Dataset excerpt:
+ + + +
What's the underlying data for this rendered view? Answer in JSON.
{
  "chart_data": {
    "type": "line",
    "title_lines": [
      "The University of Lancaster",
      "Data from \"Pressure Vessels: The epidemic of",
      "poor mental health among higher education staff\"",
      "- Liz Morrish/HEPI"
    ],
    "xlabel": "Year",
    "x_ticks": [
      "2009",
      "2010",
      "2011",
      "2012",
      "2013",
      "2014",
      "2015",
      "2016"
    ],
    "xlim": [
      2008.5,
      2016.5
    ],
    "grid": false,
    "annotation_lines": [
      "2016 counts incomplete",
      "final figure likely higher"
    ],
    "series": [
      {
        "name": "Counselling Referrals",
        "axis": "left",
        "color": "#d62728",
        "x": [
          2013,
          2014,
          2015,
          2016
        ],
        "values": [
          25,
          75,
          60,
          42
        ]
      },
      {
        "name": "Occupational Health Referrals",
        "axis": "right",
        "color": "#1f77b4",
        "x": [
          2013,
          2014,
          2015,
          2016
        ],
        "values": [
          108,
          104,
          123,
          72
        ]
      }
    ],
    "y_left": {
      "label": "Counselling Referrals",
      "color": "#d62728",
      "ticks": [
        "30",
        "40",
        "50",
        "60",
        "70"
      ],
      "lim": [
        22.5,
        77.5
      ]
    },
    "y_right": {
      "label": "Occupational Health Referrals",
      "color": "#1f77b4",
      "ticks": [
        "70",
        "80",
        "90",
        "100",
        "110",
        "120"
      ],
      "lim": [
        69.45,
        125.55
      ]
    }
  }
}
+ + + +
Your instructions — From the entries above, copy each line holding "name".

Response to this exercise —
        "name": "Counselling Referrals",
        "name": "Occupational Health Referrals",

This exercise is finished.